"""

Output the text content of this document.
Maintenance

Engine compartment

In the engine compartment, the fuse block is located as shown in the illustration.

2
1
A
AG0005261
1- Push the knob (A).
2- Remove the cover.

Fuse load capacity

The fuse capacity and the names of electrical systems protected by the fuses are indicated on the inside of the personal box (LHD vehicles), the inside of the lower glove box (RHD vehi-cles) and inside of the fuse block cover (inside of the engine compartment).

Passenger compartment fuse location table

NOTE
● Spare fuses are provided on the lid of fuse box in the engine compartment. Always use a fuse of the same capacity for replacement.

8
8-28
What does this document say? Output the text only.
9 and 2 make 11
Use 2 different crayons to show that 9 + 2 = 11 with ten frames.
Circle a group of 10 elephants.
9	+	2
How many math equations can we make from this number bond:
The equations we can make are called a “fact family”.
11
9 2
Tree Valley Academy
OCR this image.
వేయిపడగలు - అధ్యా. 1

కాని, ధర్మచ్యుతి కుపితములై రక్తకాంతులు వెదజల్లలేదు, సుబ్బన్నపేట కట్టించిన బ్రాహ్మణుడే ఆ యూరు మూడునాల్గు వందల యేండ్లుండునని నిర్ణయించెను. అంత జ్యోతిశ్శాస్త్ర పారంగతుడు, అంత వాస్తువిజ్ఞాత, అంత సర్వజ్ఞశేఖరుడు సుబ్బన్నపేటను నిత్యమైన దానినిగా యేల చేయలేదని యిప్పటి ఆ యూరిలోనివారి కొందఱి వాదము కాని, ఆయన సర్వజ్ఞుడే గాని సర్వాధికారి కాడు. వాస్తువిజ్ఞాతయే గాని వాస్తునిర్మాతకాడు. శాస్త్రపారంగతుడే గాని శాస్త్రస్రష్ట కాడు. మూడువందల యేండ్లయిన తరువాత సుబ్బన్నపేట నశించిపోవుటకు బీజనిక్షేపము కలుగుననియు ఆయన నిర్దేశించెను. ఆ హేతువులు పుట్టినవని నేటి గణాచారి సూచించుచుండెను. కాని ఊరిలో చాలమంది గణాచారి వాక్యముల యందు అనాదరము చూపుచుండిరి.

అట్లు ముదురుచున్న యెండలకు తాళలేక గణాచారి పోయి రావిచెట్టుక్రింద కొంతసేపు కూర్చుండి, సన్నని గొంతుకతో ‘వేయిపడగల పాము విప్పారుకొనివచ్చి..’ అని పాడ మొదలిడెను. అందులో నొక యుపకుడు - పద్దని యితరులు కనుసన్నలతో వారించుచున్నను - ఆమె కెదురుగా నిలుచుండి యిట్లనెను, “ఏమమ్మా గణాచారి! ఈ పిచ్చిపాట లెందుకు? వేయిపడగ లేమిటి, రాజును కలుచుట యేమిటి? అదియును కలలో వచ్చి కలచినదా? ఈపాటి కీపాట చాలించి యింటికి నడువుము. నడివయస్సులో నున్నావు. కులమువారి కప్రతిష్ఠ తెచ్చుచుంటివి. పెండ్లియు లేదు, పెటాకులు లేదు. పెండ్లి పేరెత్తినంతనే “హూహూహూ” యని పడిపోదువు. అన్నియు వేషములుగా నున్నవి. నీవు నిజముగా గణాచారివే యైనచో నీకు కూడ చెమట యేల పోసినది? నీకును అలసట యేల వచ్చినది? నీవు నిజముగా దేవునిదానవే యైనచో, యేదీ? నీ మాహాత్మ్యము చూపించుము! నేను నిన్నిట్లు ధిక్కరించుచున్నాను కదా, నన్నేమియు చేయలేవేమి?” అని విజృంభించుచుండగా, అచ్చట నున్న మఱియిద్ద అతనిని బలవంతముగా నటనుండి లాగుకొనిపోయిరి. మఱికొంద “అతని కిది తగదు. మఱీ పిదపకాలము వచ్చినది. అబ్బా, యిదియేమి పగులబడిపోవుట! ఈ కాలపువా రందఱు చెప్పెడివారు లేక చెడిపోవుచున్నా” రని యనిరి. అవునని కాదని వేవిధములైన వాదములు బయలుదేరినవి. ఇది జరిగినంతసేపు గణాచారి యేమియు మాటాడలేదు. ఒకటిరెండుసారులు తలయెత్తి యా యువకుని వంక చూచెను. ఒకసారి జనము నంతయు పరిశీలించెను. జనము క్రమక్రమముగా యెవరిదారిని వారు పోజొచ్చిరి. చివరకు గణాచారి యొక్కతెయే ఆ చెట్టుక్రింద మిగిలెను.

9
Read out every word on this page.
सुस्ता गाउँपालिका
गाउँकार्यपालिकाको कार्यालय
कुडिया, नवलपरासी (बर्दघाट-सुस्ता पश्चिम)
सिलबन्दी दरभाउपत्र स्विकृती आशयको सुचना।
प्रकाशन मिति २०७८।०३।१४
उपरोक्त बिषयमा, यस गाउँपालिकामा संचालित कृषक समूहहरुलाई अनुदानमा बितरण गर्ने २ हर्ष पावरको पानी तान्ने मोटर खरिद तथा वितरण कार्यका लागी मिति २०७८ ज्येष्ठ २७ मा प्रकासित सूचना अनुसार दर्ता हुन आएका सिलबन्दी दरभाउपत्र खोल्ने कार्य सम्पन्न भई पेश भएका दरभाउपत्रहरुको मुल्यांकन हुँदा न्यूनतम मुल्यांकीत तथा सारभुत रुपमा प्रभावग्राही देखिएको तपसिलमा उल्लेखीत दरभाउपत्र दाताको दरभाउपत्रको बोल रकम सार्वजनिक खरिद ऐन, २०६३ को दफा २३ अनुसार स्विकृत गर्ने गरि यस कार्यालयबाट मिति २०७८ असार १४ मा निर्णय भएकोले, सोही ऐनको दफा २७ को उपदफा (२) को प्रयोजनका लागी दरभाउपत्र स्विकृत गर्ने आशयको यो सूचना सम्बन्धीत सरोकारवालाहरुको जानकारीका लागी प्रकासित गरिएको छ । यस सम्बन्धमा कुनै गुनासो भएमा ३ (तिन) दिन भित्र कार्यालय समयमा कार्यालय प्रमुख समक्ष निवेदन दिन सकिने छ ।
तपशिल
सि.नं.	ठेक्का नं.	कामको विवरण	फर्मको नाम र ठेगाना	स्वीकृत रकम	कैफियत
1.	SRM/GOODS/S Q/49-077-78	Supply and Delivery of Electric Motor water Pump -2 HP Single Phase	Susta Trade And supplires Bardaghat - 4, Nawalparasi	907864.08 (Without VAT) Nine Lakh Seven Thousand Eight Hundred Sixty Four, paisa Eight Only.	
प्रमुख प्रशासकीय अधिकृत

"""

### Do this
Search the data for the string "make". List each line that has it.

### Solution
9 and 2 make 11
How many math equations can we make from this number bond:
The equations we can make are called a “fact family”.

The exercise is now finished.